■ Extracted entries ■
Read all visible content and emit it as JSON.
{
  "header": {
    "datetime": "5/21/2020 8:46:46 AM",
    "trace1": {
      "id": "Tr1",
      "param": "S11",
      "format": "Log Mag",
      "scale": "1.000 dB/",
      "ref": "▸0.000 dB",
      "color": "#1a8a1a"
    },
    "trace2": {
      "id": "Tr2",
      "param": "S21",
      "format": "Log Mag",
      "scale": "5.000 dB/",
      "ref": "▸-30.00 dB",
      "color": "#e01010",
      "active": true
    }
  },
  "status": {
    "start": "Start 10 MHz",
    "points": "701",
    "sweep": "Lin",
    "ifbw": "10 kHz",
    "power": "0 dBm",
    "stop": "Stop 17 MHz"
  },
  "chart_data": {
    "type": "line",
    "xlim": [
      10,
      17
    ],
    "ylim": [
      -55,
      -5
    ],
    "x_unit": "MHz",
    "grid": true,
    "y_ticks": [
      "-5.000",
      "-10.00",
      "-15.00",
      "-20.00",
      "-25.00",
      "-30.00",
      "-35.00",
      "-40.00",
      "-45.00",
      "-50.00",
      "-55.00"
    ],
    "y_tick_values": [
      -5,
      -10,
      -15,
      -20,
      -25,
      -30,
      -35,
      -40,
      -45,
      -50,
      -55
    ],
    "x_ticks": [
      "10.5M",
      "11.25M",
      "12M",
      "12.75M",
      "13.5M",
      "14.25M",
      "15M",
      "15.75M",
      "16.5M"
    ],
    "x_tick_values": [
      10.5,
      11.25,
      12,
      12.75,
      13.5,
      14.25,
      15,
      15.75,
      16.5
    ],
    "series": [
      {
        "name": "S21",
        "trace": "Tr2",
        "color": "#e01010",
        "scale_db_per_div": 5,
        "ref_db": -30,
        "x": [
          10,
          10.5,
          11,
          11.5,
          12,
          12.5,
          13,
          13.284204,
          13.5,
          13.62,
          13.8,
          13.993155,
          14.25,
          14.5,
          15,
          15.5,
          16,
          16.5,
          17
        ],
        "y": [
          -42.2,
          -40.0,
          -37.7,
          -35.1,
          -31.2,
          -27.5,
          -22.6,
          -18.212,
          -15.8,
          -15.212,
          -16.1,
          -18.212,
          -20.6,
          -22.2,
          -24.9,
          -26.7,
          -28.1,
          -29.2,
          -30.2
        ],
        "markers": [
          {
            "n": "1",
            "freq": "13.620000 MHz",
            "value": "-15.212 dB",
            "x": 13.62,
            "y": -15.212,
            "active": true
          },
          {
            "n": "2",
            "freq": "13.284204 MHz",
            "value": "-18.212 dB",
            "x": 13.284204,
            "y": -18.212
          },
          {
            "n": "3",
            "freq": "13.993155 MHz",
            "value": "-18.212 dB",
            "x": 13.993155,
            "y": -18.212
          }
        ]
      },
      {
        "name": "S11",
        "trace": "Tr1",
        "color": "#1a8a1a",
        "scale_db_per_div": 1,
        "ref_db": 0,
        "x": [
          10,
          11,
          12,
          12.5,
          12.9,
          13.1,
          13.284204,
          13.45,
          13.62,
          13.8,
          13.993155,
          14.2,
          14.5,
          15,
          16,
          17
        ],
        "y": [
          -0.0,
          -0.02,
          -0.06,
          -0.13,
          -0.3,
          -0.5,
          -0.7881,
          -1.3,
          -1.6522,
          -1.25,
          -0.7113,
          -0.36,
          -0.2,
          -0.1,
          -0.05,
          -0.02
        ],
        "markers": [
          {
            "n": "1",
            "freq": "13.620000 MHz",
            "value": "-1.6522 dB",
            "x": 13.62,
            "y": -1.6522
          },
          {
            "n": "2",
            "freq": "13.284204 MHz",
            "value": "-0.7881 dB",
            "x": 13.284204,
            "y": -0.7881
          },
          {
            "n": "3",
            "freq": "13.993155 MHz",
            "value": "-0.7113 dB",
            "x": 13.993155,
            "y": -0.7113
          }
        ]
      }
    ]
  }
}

■ Task to carry out ■
Which lines in the records above contain the string "color"? Copy each one.

■ Response to the exercise ■
      "color": "#1a8a1a"
      "color": "#e01010",
        "color": "#e01010",
        "color": "#1a8a1a",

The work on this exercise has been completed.